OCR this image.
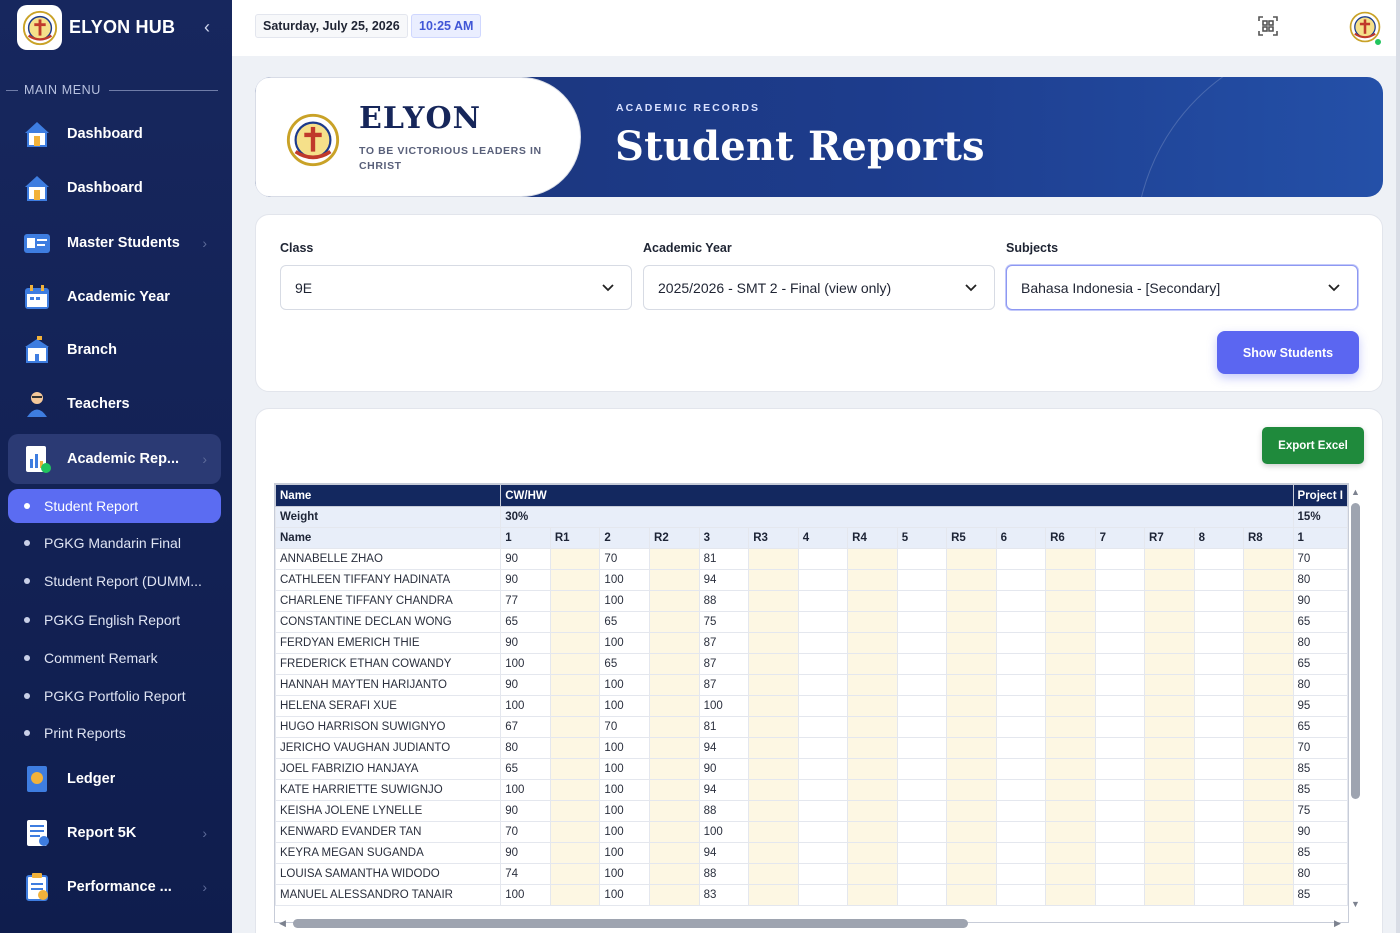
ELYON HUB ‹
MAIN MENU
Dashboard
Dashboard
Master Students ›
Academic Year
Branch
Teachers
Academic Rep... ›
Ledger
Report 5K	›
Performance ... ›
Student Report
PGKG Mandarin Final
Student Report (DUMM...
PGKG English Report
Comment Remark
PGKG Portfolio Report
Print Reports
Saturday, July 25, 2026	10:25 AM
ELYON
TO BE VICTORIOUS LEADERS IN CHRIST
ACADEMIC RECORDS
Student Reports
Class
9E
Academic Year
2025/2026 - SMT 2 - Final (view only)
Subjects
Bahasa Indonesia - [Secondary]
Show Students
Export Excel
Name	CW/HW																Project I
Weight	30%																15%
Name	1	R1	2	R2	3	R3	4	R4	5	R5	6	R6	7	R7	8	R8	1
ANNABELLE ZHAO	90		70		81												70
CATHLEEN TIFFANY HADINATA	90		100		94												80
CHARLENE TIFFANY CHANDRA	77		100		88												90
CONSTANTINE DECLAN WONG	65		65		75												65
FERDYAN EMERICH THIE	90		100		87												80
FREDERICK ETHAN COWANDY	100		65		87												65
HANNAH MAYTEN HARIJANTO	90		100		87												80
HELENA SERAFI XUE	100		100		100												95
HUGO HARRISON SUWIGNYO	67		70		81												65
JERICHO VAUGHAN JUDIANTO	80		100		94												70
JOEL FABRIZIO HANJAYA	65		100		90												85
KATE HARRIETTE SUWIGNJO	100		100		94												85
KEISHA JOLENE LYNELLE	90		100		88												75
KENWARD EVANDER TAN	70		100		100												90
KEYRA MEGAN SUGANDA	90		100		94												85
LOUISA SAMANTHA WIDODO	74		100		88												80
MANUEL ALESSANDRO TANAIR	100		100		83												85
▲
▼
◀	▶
* * *
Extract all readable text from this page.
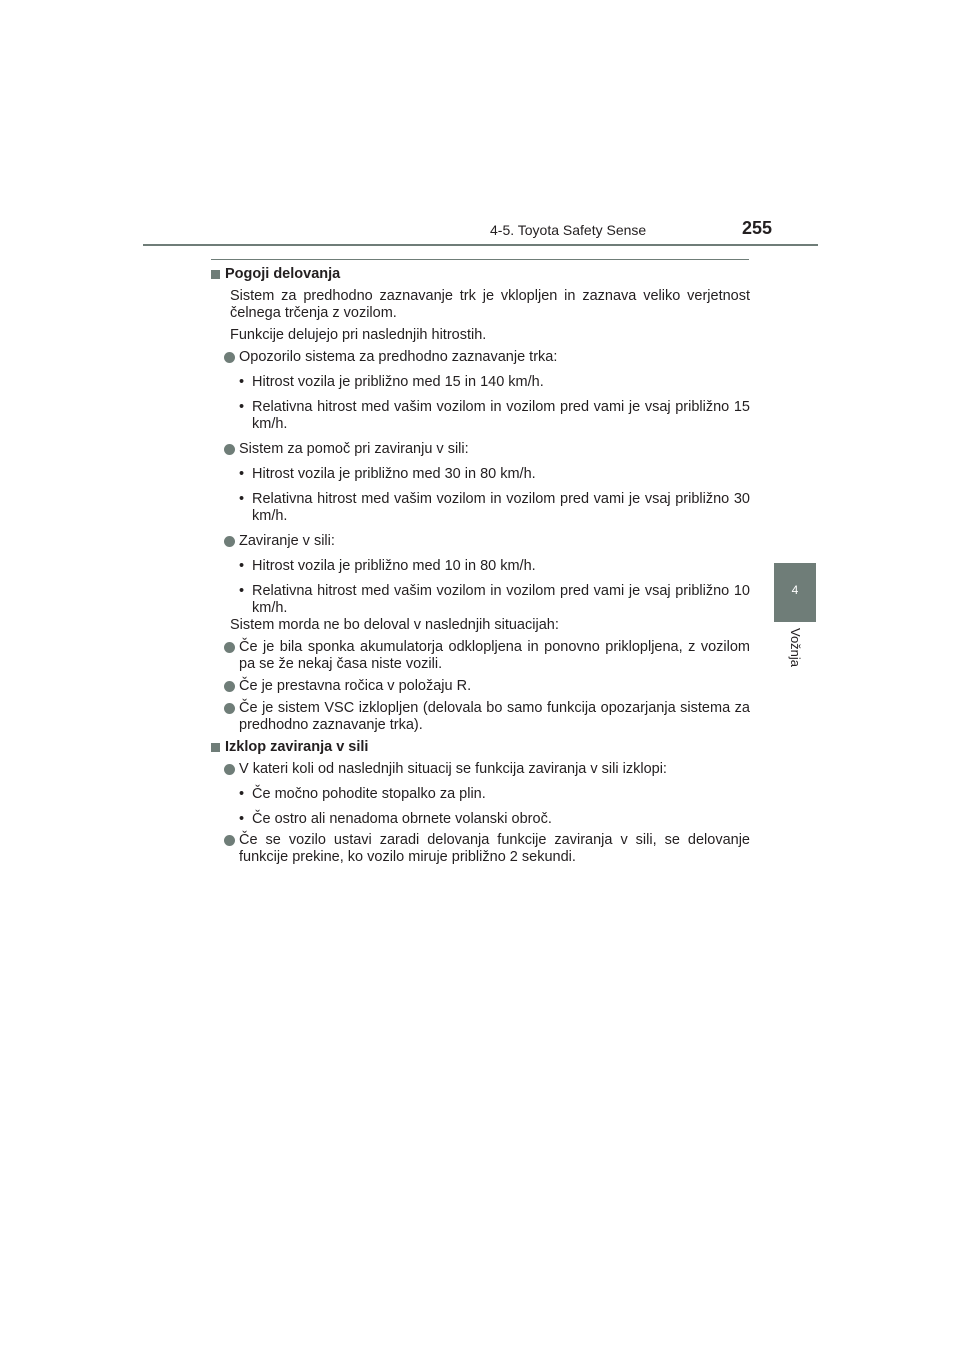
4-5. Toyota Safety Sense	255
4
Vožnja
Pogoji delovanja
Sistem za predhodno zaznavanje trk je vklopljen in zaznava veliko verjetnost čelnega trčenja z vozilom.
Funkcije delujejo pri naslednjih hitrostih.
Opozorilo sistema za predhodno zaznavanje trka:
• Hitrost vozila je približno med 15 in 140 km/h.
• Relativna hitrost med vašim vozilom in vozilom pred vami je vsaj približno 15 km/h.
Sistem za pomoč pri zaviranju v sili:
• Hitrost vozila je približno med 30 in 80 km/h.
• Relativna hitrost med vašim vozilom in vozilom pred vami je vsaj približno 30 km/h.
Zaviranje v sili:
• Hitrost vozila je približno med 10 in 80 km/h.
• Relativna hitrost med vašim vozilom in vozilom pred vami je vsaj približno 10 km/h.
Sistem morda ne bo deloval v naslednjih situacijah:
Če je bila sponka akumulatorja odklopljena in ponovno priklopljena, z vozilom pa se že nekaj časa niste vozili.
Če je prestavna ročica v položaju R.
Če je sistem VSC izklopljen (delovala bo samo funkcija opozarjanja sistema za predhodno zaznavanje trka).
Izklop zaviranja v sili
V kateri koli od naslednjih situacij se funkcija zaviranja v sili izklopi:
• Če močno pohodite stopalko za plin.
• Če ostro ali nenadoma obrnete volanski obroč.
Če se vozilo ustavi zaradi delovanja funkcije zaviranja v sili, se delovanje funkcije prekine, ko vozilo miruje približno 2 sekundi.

◆ Exercise instructions ◆
Search the records for the word "naslednjih". Copy every line that has it.

◆ Task solution ◆
Funkcije delujejo pri naslednjih hitrostih.
Sistem morda ne bo deloval v naslednjih situacijah:
V kateri koli od naslednjih situacij se funkcija zaviranja v sili izklopi:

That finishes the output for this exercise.